--- GOAL OF THE EXERCISE ---
Copy out each line of the data that holds the word "qazilmalarni".

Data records
+ + + + + + +
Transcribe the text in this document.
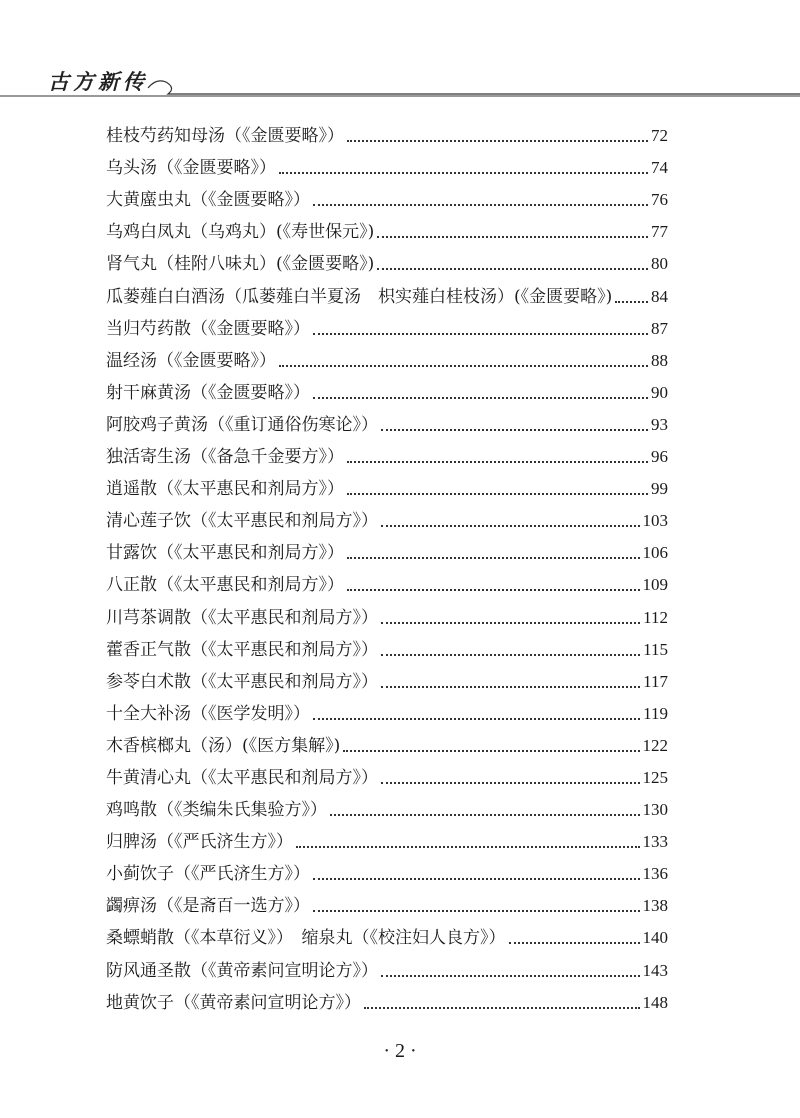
古方新传
桂枝芍药知母汤（《金匮要略》）	72
乌头汤（《金匮要略》）	74
大黄䗪虫丸（《金匮要略》）	76
乌鸡白凤丸（乌鸡丸）(《寿世保元》)	77
肾气丸（桂附八味丸）(《金匮要略》)	80
瓜蒌薤白白酒汤（瓜蒌薤白半夏汤　枳实薤白桂枝汤）(《金匮要略》) 84
当归芍药散（《金匮要略》）	87
温经汤（《金匮要略》）	88
射干麻黄汤（《金匮要略》）	90
阿胶鸡子黄汤（《重订通俗伤寒论》）	93
独活寄生汤（《备急千金要方》）	96
逍遥散（《太平惠民和剂局方》）	99
清心莲子饮（《太平惠民和剂局方》）	103
甘露饮（《太平惠民和剂局方》）	106
八正散（《太平惠民和剂局方》）	109
川芎茶调散（《太平惠民和剂局方》）	112
藿香正气散（《太平惠民和剂局方》）	115
参苓白术散（《太平惠民和剂局方》）	117
十全大补汤（《医学发明》）	119
木香槟榔丸（汤）(《医方集解》)	122
牛黄清心丸（《太平惠民和剂局方》）	125
鸡鸣散（《类编朱氏集验方》）	130
归脾汤（《严氏济生方》）	133
小蓟饮子（《严氏济生方》）	136
蠲痹汤（《是斋百一选方》）	138
桑螵蛸散（《本草衍义》）　缩泉丸（《校注妇人良方》）	140
防风通圣散（《黄帝素问宣明论方》）	143
地黄饮子（《黄帝素问宣明论方》）	148
· 2 ·
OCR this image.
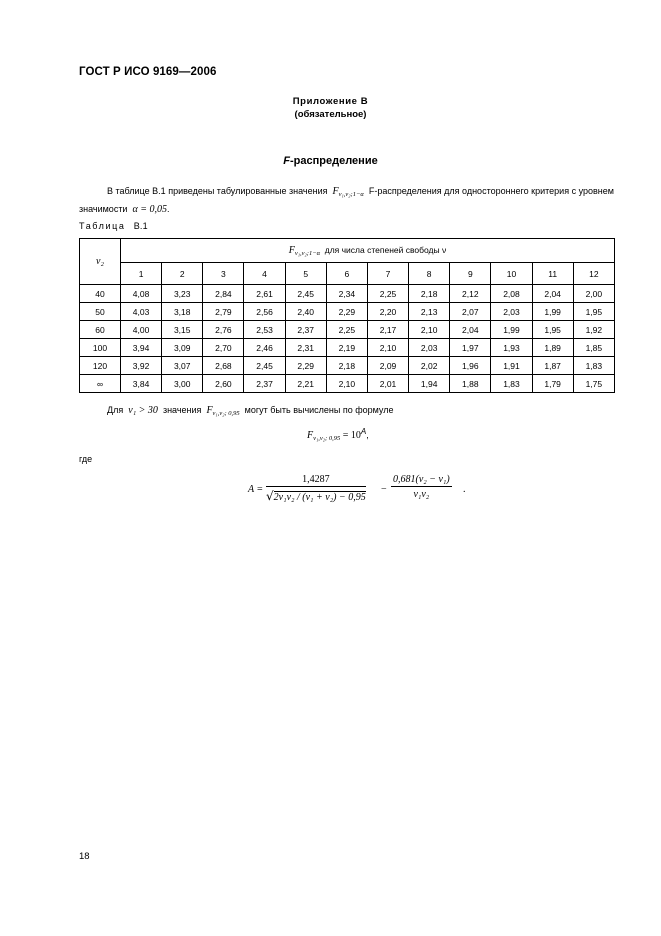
ГОСТ Р ИСО 9169—2006
Приложение В
(обязательное)
F-распределение
В таблице В.1 приведены табулированные значения $F_{\nu_1,\nu_2;1-\alpha}$ F-распределения для одностороннего критерия с уровнем значимости α = 0,05.
Таблица В.1
ν₂	$F_{\nu_1,\nu_2;1-\alpha}$ для числа степеней свободы ν											
	1	2	3	4	5	6	7	8	9	10	11	12
40	4,08	3,23	2,84	2,61	2,45	2,34	2,25	2,18	2,12	2,08	2,04	2,00
50	4,03	3,18	2,79	2,56	2,40	2,29	2,20	2,13	2,07	2,03	1,99	1,95
60	4,00	3,15	2,76	2,53	2,37	2,25	2,17	2,10	2,04	1,99	1,95	1,92
100	3,94	3,09	2,70	2,46	2,31	2,19	2,10	2,03	1,97	1,93	1,89	1,85
120	3,92	3,07	2,68	2,45	2,29	2,18	2,09	2,02	1,96	1,91	1,87	1,83
∞	3,84	3,00	2,60	2,37	2,21	2,10	2,01	1,94	1,88	1,83	1,79	1,75
Для ν₁ > 30 значения $F_{\nu_1,\nu_2; 0,95}$ могут быть вычислены по формуле
$F_{\nu_1,\nu_2; 0,95} = 10A$,
где
$A = \frac{1,4287}{\text{√2ν₁ν₂ / (ν₁ + ν₂) − 0,95}} - \frac{\text{0,681(ν₂ − ν₁)}}{\text{ν₁ν₂}}$ .
18
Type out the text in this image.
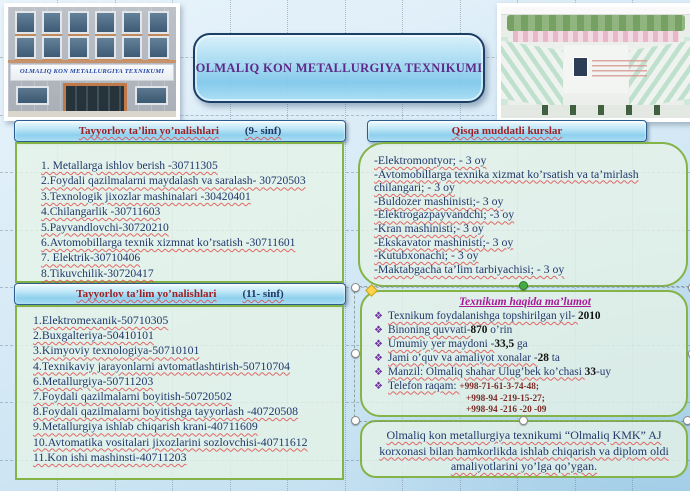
OLMALIQ KON METALLURGIYA TEXNIKUMI	OLMALIQ KON METALLURGIYA TEXNIKUMI
Tayyorlov ta’lim yo’nalishlari (9- sinf)
1. Metallarga ishlov berish -30711305
2.Foydali qazilmalarni maydalash va saralash- 30720503
3.Texnologik jixozlar mashinalari -30420401
4.Chilangarlik -30711603
5.Payvandlovchi-30720210
6.Avtomobillarga texnik xizmnat ko’rsatish -30711601
7. Elektrik-30710406
8.Tikuvchilik-30720417
Tayyorlov ta’lim yo’nalishlari (11- sinf)
1.Elektromexanik-50710305
2.Buxgalteriya-50410101
3.Kimyoviy texnologiya-50710101
4.Texnikaviy jarayonlarni avtomatlashtirish-50710704
6.Metallurgiya-50711203
7.Foydali qazilmalarni boyitish-50720502
8.Foydali qazilmalarni boyitishga tayyorlash -40720508
9.Metallurgiya ishlab chiqarish krani-40711609
10.Avtomatika vositalari jixozlarini sozlovchisi-40711612
11.Kon ishi mashinsti-40711203
Qisqa muddatli kurslar
-Elektromontyor; - 3 oy
-Avtomobillarga texnika xizmat ko’rsatish va ta’mirlash chilangari; - 3 oy
-Buldozer mashinisti;- 3 oy
-Elektrogazpayvandchi; -3 oy
-Kran mashinisti;- 3 oy
-Ekskavator mashinisti;- 3 oy
-Kutubxonachi; - 3 oy
-Maktabgacha ta’lim tarbiyachisi; - 3 oy
Texnikum haqida ma’lumot
❖ Texnikum foydalanishga topshirilgan yil- 2010
❖ Binoning quvvati-870 o’rin
❖ Umumiy yer maydoni -33,5 ga
❖ Jami o’quv va amaliyot xonalar -28 ta
❖ Manzil: Olmaliq shahar Ulug’bek ko’chasi 33-uy
❖ Telefon raqam: +998-71-61-3-74-48;
+998-94 -219-15-27;
+998-94 -216 -20 -09
Olmaliq kon metallurgiya texnikumi “Olmaliq KMK” AJ korxonasi bilan hamkorlikda ishlab chiqarish va diplom oldi amaliyotlarini yo’lga qo’ygan.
+ + + + + + +
--- TASK OUTPUT ---
2.Foydali qazilmalarni maydalash va saralash- 30720503
7.Foydali qazilmalarni boyitish-50720502
8.Foydali qazilmalarni boyitishga tayyorlash -40720508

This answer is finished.